## Requirement
Provide only the number of lines below in which the string "Liked" occurs.
___
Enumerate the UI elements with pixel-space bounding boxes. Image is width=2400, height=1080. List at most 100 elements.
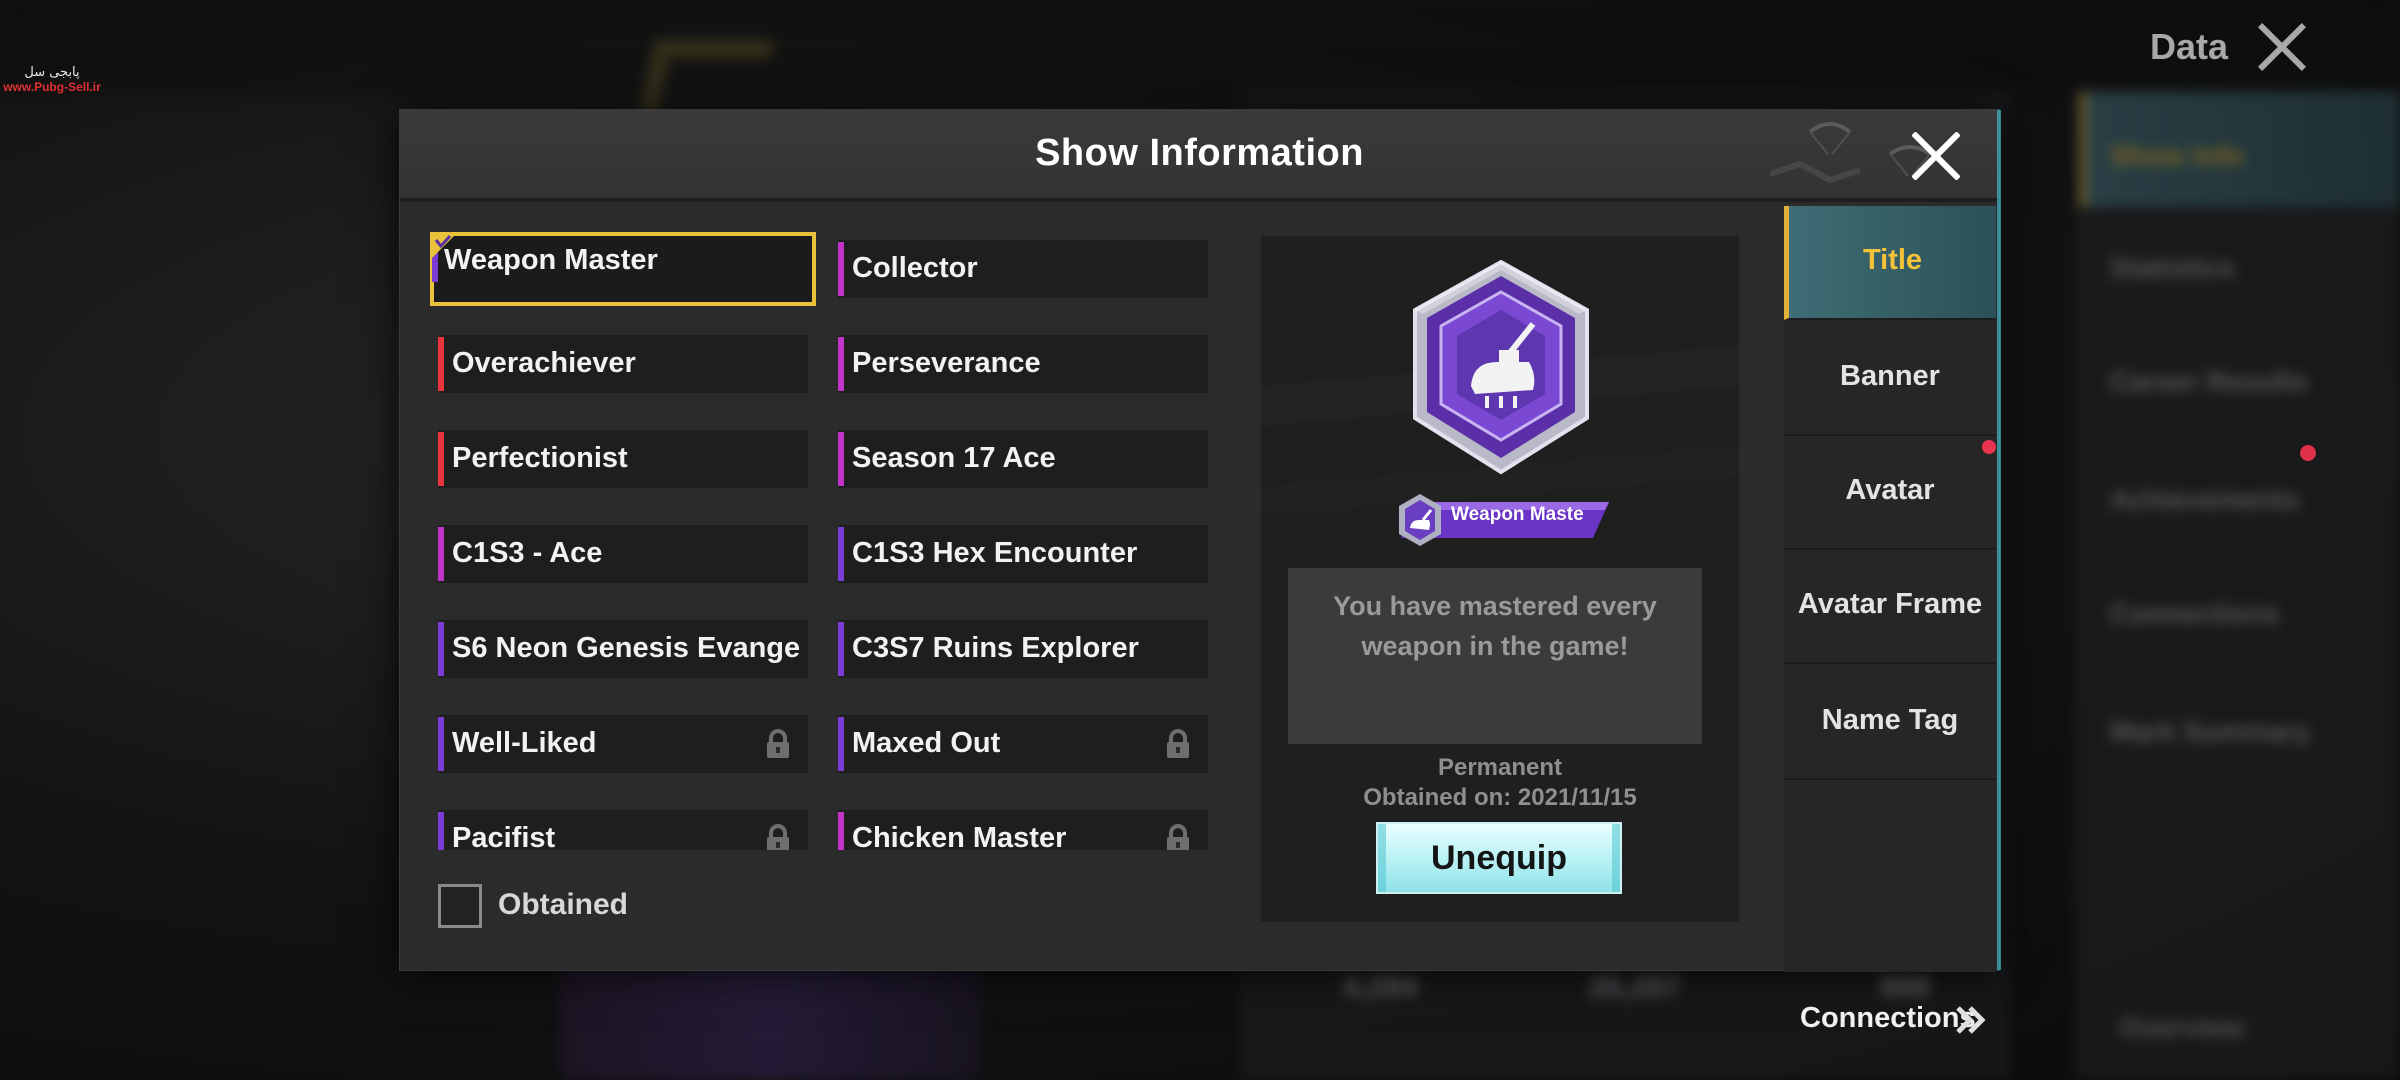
- background-topbar: [0, 0, 2400, 95]
- title-item[interactable]: Collector: [838, 240, 1208, 298]
- rarity-bar: [438, 432, 444, 486]
- title-item[interactable]: Overachiever: [438, 335, 808, 393]
- title-item-label: Pacifist: [452, 822, 556, 850]
- unequip-button[interactable]: Unequip: [1376, 822, 1622, 894]
- tab-name-tag[interactable]: Name Tag: [1784, 666, 1996, 780]
- weapon-master-badge-icon: [1413, 259, 1589, 475]
- connections-label: Connections: [1800, 1002, 1976, 1034]
- background-sidebar-item: Achievements: [2110, 484, 2300, 515]
- weapon-master-small-icon: [1399, 494, 1441, 546]
- title-item-label: Overachiever: [452, 347, 636, 379]
- rarity-bar: [438, 717, 444, 771]
- title-item[interactable]: Pacifist: [438, 810, 808, 850]
- duration-text: Permanent: [1437, 754, 1563, 781]
- title-item-label: Perfectionist: [452, 442, 628, 474]
- title-item-label: C1S3 - Ace: [452, 537, 603, 569]
- background-sidebar-item: Show Info: [2110, 140, 2244, 171]
- title-item[interactable]: Maxed Out: [838, 715, 1208, 773]
- title-item[interactable]: C1S3 - Ace: [438, 525, 808, 583]
- title-item[interactable]: S6 Neon Genesis Evange: [438, 620, 808, 678]
- background-sidebar-item: Statistics: [2110, 252, 2235, 283]
- background-character-legs: [560, 960, 980, 1080]
- dialog-header: Show Information: [400, 110, 1999, 202]
- background-sidebar: [2075, 90, 2400, 1080]
- title-ribbon: Weapon Maste: [1397, 494, 1609, 546]
- watermark: پابجی سل www.Pubg-Sell.ir: [2, 65, 102, 95]
- title-item-label: Season 17 Ace: [852, 442, 1056, 474]
- title-item-label: C3S7 Ruins Explorer: [852, 632, 1139, 664]
- background-close-icon[interactable]: [2255, 20, 2309, 74]
- category-tabs: Title Banner Avatar Avatar Frame Name Ta…: [1784, 206, 1996, 1034]
- obtained-date: Obtained on: 2021/11/15: [1363, 784, 1637, 811]
- title-item[interactable]: Chicken Master: [838, 810, 1208, 850]
- title-item-label: Chicken Master: [852, 822, 1067, 850]
- title-item[interactable]: Season 17 Ace: [838, 430, 1208, 488]
- tab-label: Avatar Frame: [1797, 588, 1983, 620]
- title-item[interactable]: C1S3 Hex Encounter: [838, 525, 1208, 583]
- obtained-checkbox[interactable]: [438, 884, 482, 928]
- title-item-label: C1S3 Hex Encounter: [852, 537, 1138, 569]
- tab-label: Title: [1862, 244, 1923, 276]
- watermark-url: www.Pubg-Sell.ir: [3, 80, 101, 94]
- background-stat: 26,287: [1589, 970, 1681, 1003]
- title-detail-panel: Weapon Maste You have mastered every wea…: [1261, 236, 1739, 922]
- title-item-label: S6 Neon Genesis Evange: [452, 632, 801, 664]
- title-item[interactable]: Well-Liked: [438, 715, 808, 773]
- tab-title[interactable]: Title: [1784, 206, 1996, 320]
- lock-icon: [767, 729, 789, 758]
- tab-label: Name Tag: [1821, 704, 1959, 736]
- title-item[interactable]: Weapon Master: [430, 232, 816, 306]
- background-stat: 888: [1879, 970, 1931, 1003]
- rarity-bar: [438, 527, 444, 581]
- background-sidebar-item: Career Results: [2110, 366, 2308, 397]
- rarity-bar: [438, 812, 444, 850]
- lock-icon: [767, 824, 789, 850]
- equipped-check-icon: [430, 232, 458, 260]
- rarity-bar: [838, 717, 844, 771]
- background-sidebar-item: Connections: [2110, 598, 2280, 629]
- tab-avatar[interactable]: Avatar: [1784, 436, 1996, 550]
- double-chevron-right-icon: [1956, 1006, 1986, 1034]
- lock-icon: [1167, 824, 1189, 850]
- rarity-bar: [838, 527, 844, 581]
- dialog-accent-edge: [1997, 110, 2001, 970]
- unequip-label: Unequip: [1431, 839, 1567, 877]
- background-title: Data: [2150, 26, 2229, 67]
- title-item-label: Weapon Master: [444, 244, 658, 276]
- notification-dot-icon: [2300, 445, 2316, 461]
- game-screen: Show Info Statistics Career Results Achi…: [0, 0, 2400, 1080]
- title-item-label: Well-Liked: [452, 727, 597, 759]
- tab-avatar-frame[interactable]: Avatar Frame: [1784, 550, 1996, 664]
- background-overview: Overview: [2120, 1012, 2245, 1043]
- title-item[interactable]: Perseverance: [838, 335, 1208, 393]
- background-sidebar-item: Mark Summary: [2110, 716, 2311, 747]
- lock-icon: [1167, 729, 1189, 758]
- notification-dot-icon: [1982, 440, 1996, 454]
- close-icon[interactable]: [1908, 128, 1964, 184]
- show-information-dialog: Show Information Weapon Master Collector O…: [399, 109, 2001, 1034]
- obtained-label: Obtained: [498, 888, 629, 921]
- rarity-bar: [838, 812, 844, 850]
- rarity-bar: [438, 622, 444, 676]
- title-item-label: Collector: [852, 252, 978, 284]
- rarity-bar: [838, 622, 844, 676]
- watermark-line: پابجی سل: [24, 65, 80, 80]
- tab-label: Banner: [1840, 360, 1940, 392]
- tab-banner[interactable]: Banner: [1784, 322, 1996, 436]
- ribbon-title-text: Weapon Maste: [1451, 504, 1584, 525]
- title-item[interactable]: C3S7 Ruins Explorer: [838, 620, 1208, 678]
- rarity-bar: [838, 337, 844, 391]
- rarity-bar: [438, 337, 444, 391]
- description-box: You have mastered every weapon in the ga…: [1288, 568, 1702, 744]
- rarity-bar: [838, 432, 844, 486]
- title-item-label: Perseverance: [852, 347, 1041, 379]
- title-item-label: Maxed Out: [852, 727, 1001, 759]
- title-item[interactable]: Perfectionist: [438, 430, 808, 488]
- rarity-bar: [838, 242, 844, 296]
- background-stat: 4,284: [1342, 970, 1418, 1003]
- tab-label: Avatar: [1845, 474, 1935, 506]
- title-description: You have mastered every weapon in the ga…: [1333, 591, 1657, 661]
- title-list: Weapon Master Collector Overachiever Persev…: [430, 232, 1218, 970]
- dialog-title: Show Information: [1035, 132, 1364, 174]
- connections-link[interactable]: Connections: [1784, 1002, 1996, 1062]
___
## Written answer
2